• SET EXERCISE
Print all the entries verbatim.
- - - - - - -
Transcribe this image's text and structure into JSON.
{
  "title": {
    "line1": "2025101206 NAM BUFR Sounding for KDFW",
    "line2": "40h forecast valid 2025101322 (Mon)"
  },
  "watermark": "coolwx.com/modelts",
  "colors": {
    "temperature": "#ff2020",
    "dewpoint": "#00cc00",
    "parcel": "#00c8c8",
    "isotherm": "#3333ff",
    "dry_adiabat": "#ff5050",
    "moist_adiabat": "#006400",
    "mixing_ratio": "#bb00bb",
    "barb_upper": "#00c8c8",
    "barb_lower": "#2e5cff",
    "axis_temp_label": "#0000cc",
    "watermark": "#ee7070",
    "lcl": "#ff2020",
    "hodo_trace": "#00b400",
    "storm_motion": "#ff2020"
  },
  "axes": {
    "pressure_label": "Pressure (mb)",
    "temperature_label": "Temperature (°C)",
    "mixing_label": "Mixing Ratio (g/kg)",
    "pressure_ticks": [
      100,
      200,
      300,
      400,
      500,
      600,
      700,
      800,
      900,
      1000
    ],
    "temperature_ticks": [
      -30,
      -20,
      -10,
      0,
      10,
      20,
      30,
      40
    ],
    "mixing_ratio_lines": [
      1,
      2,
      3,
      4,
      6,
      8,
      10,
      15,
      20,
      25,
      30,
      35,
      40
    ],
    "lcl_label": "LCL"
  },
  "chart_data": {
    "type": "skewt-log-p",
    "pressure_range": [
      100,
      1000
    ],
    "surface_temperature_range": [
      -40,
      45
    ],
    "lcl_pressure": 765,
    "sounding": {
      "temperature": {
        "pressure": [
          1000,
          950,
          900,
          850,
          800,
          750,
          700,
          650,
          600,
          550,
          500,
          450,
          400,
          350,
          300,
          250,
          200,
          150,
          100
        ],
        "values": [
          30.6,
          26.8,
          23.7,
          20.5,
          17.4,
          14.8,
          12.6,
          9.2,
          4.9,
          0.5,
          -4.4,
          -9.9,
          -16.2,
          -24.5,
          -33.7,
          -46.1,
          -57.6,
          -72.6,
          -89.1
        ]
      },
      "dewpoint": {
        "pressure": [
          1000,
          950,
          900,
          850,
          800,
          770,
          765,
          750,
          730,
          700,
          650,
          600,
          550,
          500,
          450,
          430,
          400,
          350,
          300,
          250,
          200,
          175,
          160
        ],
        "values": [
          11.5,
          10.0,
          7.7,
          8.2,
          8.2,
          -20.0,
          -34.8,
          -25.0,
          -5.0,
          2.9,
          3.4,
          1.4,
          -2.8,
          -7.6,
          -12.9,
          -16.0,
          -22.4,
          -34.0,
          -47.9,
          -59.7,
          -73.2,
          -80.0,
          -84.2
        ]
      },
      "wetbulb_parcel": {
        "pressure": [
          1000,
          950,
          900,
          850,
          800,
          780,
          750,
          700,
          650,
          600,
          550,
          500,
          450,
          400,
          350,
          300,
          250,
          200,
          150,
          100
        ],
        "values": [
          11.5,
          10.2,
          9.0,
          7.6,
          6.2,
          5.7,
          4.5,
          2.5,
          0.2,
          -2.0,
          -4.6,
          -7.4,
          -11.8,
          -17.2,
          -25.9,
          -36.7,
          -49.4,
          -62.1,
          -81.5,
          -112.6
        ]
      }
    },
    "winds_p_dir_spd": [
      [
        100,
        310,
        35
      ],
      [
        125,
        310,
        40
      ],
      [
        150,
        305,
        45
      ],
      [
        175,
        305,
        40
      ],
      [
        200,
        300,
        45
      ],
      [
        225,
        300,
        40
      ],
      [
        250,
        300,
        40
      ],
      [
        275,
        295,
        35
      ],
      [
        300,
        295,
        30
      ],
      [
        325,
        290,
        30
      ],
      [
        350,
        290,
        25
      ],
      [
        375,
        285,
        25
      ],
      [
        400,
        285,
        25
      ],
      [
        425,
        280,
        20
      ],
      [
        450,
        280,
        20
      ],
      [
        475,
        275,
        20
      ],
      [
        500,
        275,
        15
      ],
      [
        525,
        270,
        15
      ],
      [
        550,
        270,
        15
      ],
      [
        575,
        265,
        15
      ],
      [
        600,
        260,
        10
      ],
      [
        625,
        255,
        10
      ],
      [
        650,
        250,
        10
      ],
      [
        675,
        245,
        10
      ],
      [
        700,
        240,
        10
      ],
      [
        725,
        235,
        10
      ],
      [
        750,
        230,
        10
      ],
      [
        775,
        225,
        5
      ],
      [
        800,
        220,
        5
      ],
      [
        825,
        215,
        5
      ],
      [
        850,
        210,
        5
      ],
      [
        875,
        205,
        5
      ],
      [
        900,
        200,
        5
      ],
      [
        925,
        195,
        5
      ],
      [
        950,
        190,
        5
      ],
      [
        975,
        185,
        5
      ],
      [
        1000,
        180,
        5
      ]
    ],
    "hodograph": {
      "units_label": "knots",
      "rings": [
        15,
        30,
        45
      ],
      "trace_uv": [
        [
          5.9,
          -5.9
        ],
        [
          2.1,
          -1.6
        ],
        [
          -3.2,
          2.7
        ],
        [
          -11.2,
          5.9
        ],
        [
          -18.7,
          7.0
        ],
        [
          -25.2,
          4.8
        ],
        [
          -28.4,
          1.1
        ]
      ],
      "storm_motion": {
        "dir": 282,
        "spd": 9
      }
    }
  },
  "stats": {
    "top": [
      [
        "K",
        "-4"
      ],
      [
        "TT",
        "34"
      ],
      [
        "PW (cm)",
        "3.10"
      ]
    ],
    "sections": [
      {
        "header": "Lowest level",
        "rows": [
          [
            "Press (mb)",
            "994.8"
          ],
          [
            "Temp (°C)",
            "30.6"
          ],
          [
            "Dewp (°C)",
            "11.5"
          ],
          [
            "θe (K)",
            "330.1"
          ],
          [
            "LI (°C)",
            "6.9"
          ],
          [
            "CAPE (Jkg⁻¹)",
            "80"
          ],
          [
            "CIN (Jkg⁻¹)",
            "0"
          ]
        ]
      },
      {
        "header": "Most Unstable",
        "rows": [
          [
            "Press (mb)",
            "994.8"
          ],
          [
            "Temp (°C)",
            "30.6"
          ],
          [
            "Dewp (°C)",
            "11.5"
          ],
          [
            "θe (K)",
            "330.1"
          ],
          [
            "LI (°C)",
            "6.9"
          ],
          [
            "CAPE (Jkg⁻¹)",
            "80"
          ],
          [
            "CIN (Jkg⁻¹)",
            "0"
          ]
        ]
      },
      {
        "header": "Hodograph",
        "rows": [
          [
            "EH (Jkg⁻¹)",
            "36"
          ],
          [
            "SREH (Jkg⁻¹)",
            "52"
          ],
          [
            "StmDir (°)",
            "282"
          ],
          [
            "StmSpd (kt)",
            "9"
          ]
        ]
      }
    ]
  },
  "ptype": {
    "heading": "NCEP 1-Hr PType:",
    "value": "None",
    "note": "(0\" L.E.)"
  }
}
- - - - - - -
• ANSWER TO THE TASK
Transcribe this image's text and structure into JSON.
{
  "title": {
    "line1": "2025101206 NAM BUFR Sounding for KDFW",
    "line2": "40h forecast valid 2025101322 (Mon)"
  },
  "watermark": "coolwx.com/modelts",
  "colors": {
    "temperature": "#ff2020",
    "dewpoint": "#00cc00",
    "parcel": "#00c8c8",
    "isotherm": "#3333ff",
    "dry_adiabat": "#ff5050",
    "moist_adiabat": "#006400",
    "mixing_ratio": "#bb00bb",
    "barb_upper": "#00c8c8",
    "barb_lower": "#2e5cff",
    "axis_temp_label": "#0000cc",
    "watermark": "#ee7070",
    "lcl": "#ff2020",
    "hodo_trace": "#00b400",
    "storm_motion": "#ff2020"
  },
  "axes": {
    "pressure_label": "Pressure (mb)",
    "temperature_label": "Temperature (°C)",
    "mixing_label": "Mixing Ratio (g/kg)",
    "pressure_ticks": [
      100,
      200,
      300,
      400,
      500,
      600,
      700,
      800,
      900,
      1000
    ],
    "temperature_ticks": [
      -30,
      -20,
      -10,
      0,
      10,
      20,
      30,
      40
    ],
    "mixing_ratio_lines": [
      1,
      2,
      3,
      4,
      6,
      8,
      10,
      15,
      20,
      25,
      30,
      35,
      40
    ],
    "lcl_label": "LCL"
  },
  "chart_data": {
    "type": "skewt-log-p",
    "pressure_range": [
      100,
      1000
    ],
    "surface_temperature_range": [
      -40,
      45
    ],
    "lcl_pressure": 765,
    "sounding": {
      "temperature": {
        "pressure": [
          1000,
          950,
          900,
          850,
          800,
          750,
          700,
          650,
          600,
          550,
          500,
          450,
          400,
          350,
          300,
          250,
          200,
          150,
          100
        ],
        "values": [
          30.6,
          26.8,
          23.7,
          20.5,
          17.4,
          14.8,
          12.6,
          9.2,
          4.9,
          0.5,
          -4.4,
          -9.9,
          -16.2,
          -24.5,
          -33.7,
          -46.1,
          -57.6,
          -72.6,
          -89.1
        ]
      },
      "dewpoint": {
        "pressure": [
          1000,
          950,
          900,
          850,
          800,
          770,
          765,
          750,
          730,
          700,
          650,
          600,
          550,
          500,
          450,
          430,
          400,
          350,
          300,
          250,
          200,
          175,
          160
        ],
        "values": [
          11.5,
          10.0,
          7.7,
          8.2,
          8.2,
          -20.0,
          -34.8,
          -25.0,
          -5.0,
          2.9,
          3.4,
          1.4,
          -2.8,
          -7.6,
          -12.9,
          -16.0,
          -22.4,
          -34.0,
          -47.9,
          -59.7,
          -73.2,
          -80.0,
          -84.2
        ]
      },
      "wetbulb_parcel": {
        "pressure": [
          1000,
          950,
          900,
          850,
          800,
          780,
          750,
          700,
          650,
          600,
          550,
          500,
          450,
          400,
          350,
          300,
          250,
          200,
          150,
          100
        ],
        "values": [
          11.5,
          10.2,
          9.0,
          7.6,
          6.2,
          5.7,
          4.5,
          2.5,
          0.2,
          -2.0,
          -4.6,
          -7.4,
          -11.8,
          -17.2,
          -25.9,
          -36.7,
          -49.4,
          -62.1,
          -81.5,
          -112.6
        ]
      }
    },
    "winds_p_dir_spd": [
      [
        100,
        310,
        35
      ],
      [
        125,
        310,
        40
      ],
      [
        150,
        305,
        45
      ],
      [
        175,
        305,
        40
      ],
      [
        200,
        300,
        45
      ],
      [
        225,
        300,
        40
      ],
      [
        250,
        300,
        40
      ],
      [
        275,
        295,
        35
      ],
      [
        300,
        295,
        30
      ],
      [
        325,
        290,
        30
      ],
      [
        350,
        290,
        25
      ],
      [
        375,
        285,
        25
      ],
      [
        400,
        285,
        25
      ],
      [
        425,
        280,
        20
      ],
      [
        450,
        280,
        20
      ],
      [
        475,
        275,
        20
      ],
      [
        500,
        275,
        15
      ],
      [
        525,
        270,
        15
      ],
      [
        550,
        270,
        15
      ],
      [
        575,
        265,
        15
      ],
      [
        600,
        260,
        10
      ],
      [
        625,
        255,
        10
      ],
      [
        650,
        250,
        10
      ],
      [
        675,
        245,
        10
      ],
      [
        700,
        240,
        10
      ],
      [
        725,
        235,
        10
      ],
      [
        750,
        230,
        10
      ],
      [
        775,
        225,
        5
      ],
      [
        800,
        220,
        5
      ],
      [
        825,
        215,
        5
      ],
      [
        850,
        210,
        5
      ],
      [
        875,
        205,
        5
      ],
      [
        900,
        200,
        5
      ],
      [
        925,
        195,
        5
      ],
      [
        950,
        190,
        5
      ],
      [
        975,
        185,
        5
      ],
      [
        1000,
        180,
        5
      ]
    ],
    "hodograph": {
      "units_label": "knots",
      "rings": [
        15,
        30,
        45
      ],
      "trace_uv": [
        [
          5.9,
          -5.9
        ],
        [
          2.1,
          -1.6
        ],
        [
          -3.2,
          2.7
        ],
        [
          -11.2,
          5.9
        ],
        [
          -18.7,
          7.0
        ],
        [
          -25.2,
          4.8
        ],
        [
          -28.4,
          1.1
        ]
      ],
      "storm_motion": {
        "dir": 282,
        "spd": 9
      }
    }
  },
  "stats": {
    "top": [
      [
        "K",
        "-4"
      ],
      [
        "TT",
        "34"
      ],
      [
        "PW (cm)",
        "3.10"
      ]
    ],
    "sections": [
      {
        "header": "Lowest level",
        "rows": [
          [
            "Press (mb)",
            "994.8"
          ],
          [
            "Temp (°C)",
            "30.6"
          ],
          [
            "Dewp (°C)",
            "11.5"
          ],
          [
            "θe (K)",
            "330.1"
          ],
          [
            "LI (°C)",
            "6.9"
          ],
          [
            "CAPE (Jkg⁻¹)",
            "80"
          ],
          [
            "CIN (Jkg⁻¹)",
            "0"
          ]
        ]
      },
      {
        "header": "Most Unstable",
        "rows": [
          [
            "Press (mb)",
            "994.8"
          ],
          [
            "Temp (°C)",
            "30.6"
          ],
          [
            "Dewp (°C)",
            "11.5"
          ],
          [
            "θe (K)",
            "330.1"
          ],
          [
            "LI (°C)",
            "6.9"
          ],
          [
            "CAPE (Jkg⁻¹)",
            "80"
          ],
          [
            "CIN (Jkg⁻¹)",
            "0"
          ]
        ]
      },
      {
        "header": "Hodograph",
        "rows": [
          [
            "EH (Jkg⁻¹)",
            "36"
          ],
          [
            "SREH (Jkg⁻¹)",
            "52"
          ],
          [
            "StmDir (°)",
            "282"
          ],
          [
            "StmSpd (kt)",
            "9"
          ]
        ]
      }
    ]
  },
  "ptype": {
    "heading": "NCEP 1-Hr PType:",
    "value": "None",
    "note": "(0\" L.E.)"
  }
}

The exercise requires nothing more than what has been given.